» Data to process

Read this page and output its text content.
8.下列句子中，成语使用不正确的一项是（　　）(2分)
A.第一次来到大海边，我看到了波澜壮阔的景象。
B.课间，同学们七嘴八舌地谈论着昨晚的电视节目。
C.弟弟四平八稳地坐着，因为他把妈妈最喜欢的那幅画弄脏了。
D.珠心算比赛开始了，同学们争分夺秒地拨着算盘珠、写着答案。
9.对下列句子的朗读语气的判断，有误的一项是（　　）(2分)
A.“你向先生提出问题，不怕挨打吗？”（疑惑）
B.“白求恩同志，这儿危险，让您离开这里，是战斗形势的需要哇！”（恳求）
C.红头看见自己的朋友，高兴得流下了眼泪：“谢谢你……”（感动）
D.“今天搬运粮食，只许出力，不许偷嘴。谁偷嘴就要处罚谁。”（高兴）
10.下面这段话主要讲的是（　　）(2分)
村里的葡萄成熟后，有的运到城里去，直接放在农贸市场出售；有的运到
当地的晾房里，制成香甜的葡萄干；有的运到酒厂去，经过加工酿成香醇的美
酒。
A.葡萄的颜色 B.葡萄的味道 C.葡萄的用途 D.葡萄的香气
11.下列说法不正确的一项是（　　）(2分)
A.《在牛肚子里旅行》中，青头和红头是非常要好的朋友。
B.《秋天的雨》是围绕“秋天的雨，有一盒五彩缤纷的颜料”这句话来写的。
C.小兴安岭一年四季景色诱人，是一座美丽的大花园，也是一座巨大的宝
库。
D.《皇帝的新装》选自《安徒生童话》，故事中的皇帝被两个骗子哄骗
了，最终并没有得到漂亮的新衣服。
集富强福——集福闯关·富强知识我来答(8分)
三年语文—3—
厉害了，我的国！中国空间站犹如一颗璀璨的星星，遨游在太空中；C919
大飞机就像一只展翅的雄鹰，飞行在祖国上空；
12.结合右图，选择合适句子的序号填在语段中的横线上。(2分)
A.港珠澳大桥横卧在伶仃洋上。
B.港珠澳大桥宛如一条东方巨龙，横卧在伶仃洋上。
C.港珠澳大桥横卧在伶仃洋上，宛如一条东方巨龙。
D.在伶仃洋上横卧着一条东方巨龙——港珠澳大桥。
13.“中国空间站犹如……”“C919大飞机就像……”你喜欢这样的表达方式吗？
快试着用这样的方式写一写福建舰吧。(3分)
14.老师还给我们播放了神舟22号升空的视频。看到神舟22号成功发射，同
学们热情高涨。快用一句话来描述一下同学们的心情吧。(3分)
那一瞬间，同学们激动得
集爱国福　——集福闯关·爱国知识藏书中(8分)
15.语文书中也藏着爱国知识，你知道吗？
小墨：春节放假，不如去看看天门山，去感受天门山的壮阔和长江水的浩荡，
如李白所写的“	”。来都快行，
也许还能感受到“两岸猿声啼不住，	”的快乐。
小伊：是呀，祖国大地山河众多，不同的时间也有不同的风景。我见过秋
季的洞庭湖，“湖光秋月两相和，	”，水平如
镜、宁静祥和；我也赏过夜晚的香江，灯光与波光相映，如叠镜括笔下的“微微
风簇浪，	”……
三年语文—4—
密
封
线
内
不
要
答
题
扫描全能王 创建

» Problem requirements
Return a copy of every line that includes the word "集福闯关".

» Task answer
集富强福——集福闯关·富强知识我来答(8分)
集爱国福　——集福闯关·爱国知识藏书中(8分)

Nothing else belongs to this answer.